↓↓↓

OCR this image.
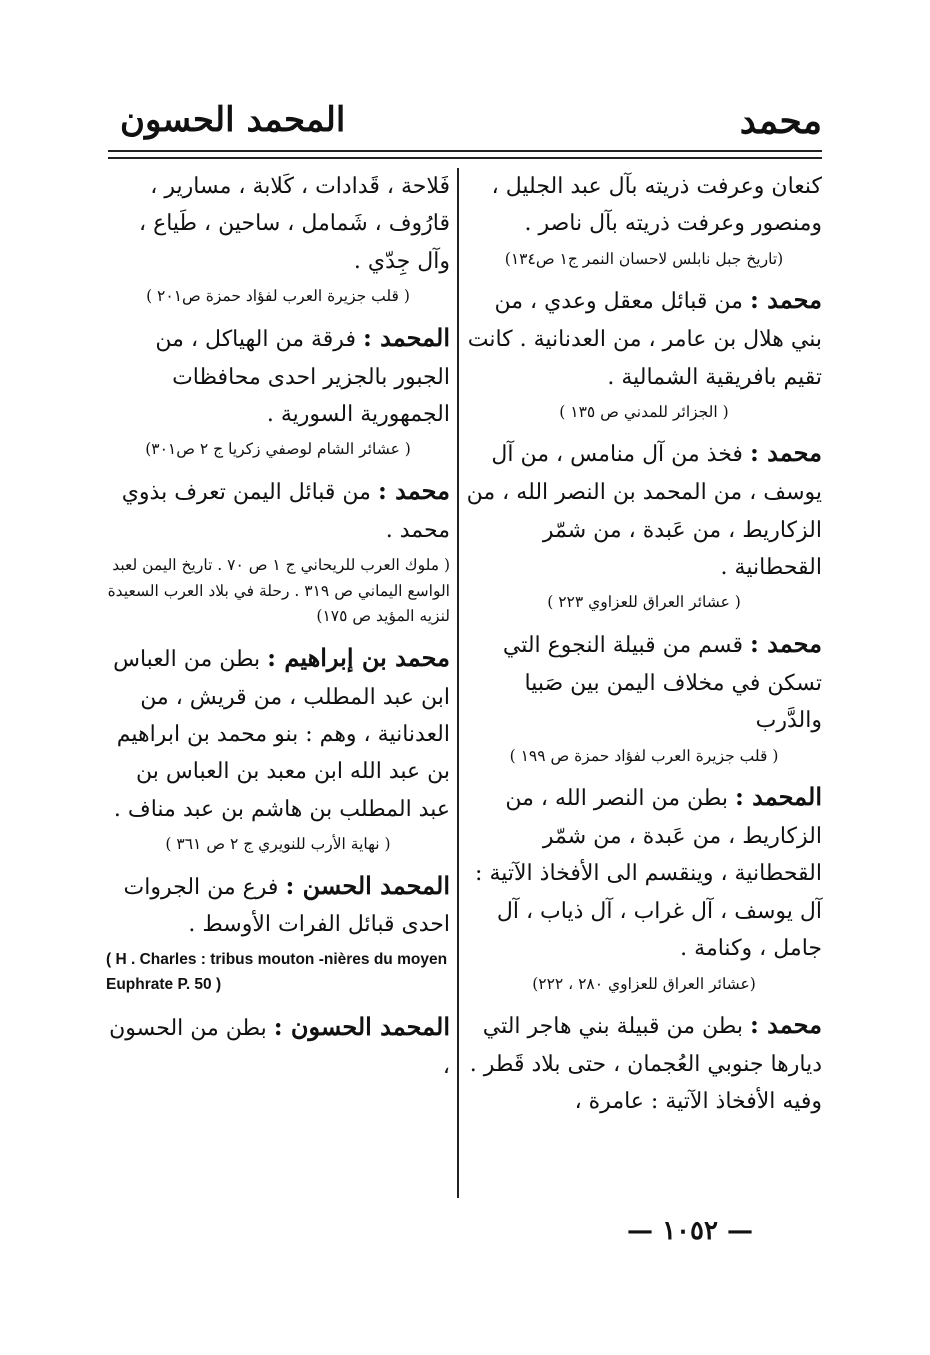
محمد
المحمد الحسون

كنعان وعرفت ذريته بآل عبد الجليل ، ومنصور وعرفت ذريته بآل ناصر .

(تاريخ جبل نابلس لاحسان النمر ج١ ص١٣٤)

محمد : من قبائل معقل وعدي ، من بني هلال بن عامر ، من العدنانية . كانت تقيم بافريقية الشمالية .

( الجزائر للمدني ص ١٣٥ )

محمد : فخذ من آل منامس ، من آل يوسف ، من المحمد بن النصر الله ، من الزكاريط ، من عَبدة ، من شمّر القحطانية .

( عشائر العراق للعزاوي ٢٢٣ )

محمد : قسم من قبيلة النجوع التي تسكن في مخلاف اليمن بين صَبيا والدَّرب

( قلب جزيرة العرب لفؤاد حمزة ص ١٩٩ )

المحمد : بطن من النصر الله ، من الزكاريط ، من عَبدة ، من شمّر القحطانية ، وينقسم الى الأفخاذ الآتية : آل يوسف ، آل غراب ، آل ذياب ، آل جامل ، وكنامة .

(عشائر العراق للعزاوي ٢٨٠ ، ٢٢٢)

محمد : بطن من قبيلة بني هاجر التي ديارها جنوبي العُجمان ، حتى بلاد قَطر . وفيه الأفخاذ الآتية : عامرة ،

فَلاحة ، قَدادات ، كَلابة ، مسارير ، قارُوف ، شَمامل ، ساحين ، طَياع ، وآل جِدّي .

( قلب جزيرة العرب لفؤاد حمزة ص٢٠١ )

المحمد : فرقة من الهياكل ، من الجبور بالجزير احدى محافظات الجمهورية السورية .

( عشائر الشام لوصفي زكريا ج ٢ ص٣٠١)

محمد : من قبائل اليمن تعرف بذوي محمد .

( ملوك العرب للريحاني ج ١ ص ٧٠ . تاريخ اليمن لعبد الواسع اليماني ص ٣١٩ . رحلة في بلاد العرب السعيدة لنزيه المؤيد ص ١٧٥)

محمد بن إبراهيم : بطن من العباس ابن عبد المطلب ، من قريش ، من العدنانية ، وهم : بنو محمد بن ابراهيم بن عبد الله ابن معبد بن العباس بن عبد المطلب بن هاشم بن عبد مناف .

( نهاية الأرب للنويري ج ٢ ص ٣٦١ )

المحمد الحسن : فرع من الجروات احدى قبائل الفرات الأوسط .

( H . Charles : tribus mouton -nières du moyen Euphrate P. 50 )

المحمد الحسون : بطن من الحسون ،

— ١٠٥٢ —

↑↑↑

**PROBLEM**
Are you able to set down all the lines above exactly, without any pictures?

**SOLUTION**
OCR this image.
محمد
المحمد الحسون

كنعان وعرفت ذريته بآل عبد الجليل ، ومنصور وعرفت ذريته بآل ناصر .

(تاريخ جبل نابلس لاحسان النمر ج١ ص١٣٤)

محمد : من قبائل معقل وعدي ، من بني هلال بن عامر ، من العدنانية . كانت تقيم بافريقية الشمالية .

( الجزائر للمدني ص ١٣٥ )

محمد : فخذ من آل منامس ، من آل يوسف ، من المحمد بن النصر الله ، من الزكاريط ، من عَبدة ، من شمّر القحطانية .

( عشائر العراق للعزاوي ٢٢٣ )

محمد : قسم من قبيلة النجوع التي تسكن في مخلاف اليمن بين صَبيا والدَّرب

( قلب جزيرة العرب لفؤاد حمزة ص ١٩٩ )

المحمد : بطن من النصر الله ، من الزكاريط ، من عَبدة ، من شمّر القحطانية ، وينقسم الى الأفخاذ الآتية : آل يوسف ، آل غراب ، آل ذياب ، آل جامل ، وكنامة .

(عشائر العراق للعزاوي ٢٨٠ ، ٢٢٢)

محمد : بطن من قبيلة بني هاجر التي ديارها جنوبي العُجمان ، حتى بلاد قَطر . وفيه الأفخاذ الآتية : عامرة ،

فَلاحة ، قَدادات ، كَلابة ، مسارير ، قارُوف ، شَمامل ، ساحين ، طَياع ، وآل جِدّي .

( قلب جزيرة العرب لفؤاد حمزة ص٢٠١ )

المحمد : فرقة من الهياكل ، من الجبور بالجزير احدى محافظات الجمهورية السورية .

( عشائر الشام لوصفي زكريا ج ٢ ص٣٠١)

محمد : من قبائل اليمن تعرف بذوي محمد .

( ملوك العرب للريحاني ج ١ ص ٧٠ . تاريخ اليمن لعبد الواسع اليماني ص ٣١٩ . رحلة في بلاد العرب السعيدة لنزيه المؤيد ص ١٧٥)

محمد بن إبراهيم : بطن من العباس ابن عبد المطلب ، من قريش ، من العدنانية ، وهم : بنو محمد بن ابراهيم بن عبد الله ابن معبد بن العباس بن عبد المطلب بن هاشم بن عبد مناف .

( نهاية الأرب للنويري ج ٢ ص ٣٦١ )

المحمد الحسن : فرع من الجروات احدى قبائل الفرات الأوسط .

( H . Charles : tribus mouton -nières du moyen Euphrate P. 50 )

المحمد الحسون : بطن من الحسون ،

— ١٠٥٢ —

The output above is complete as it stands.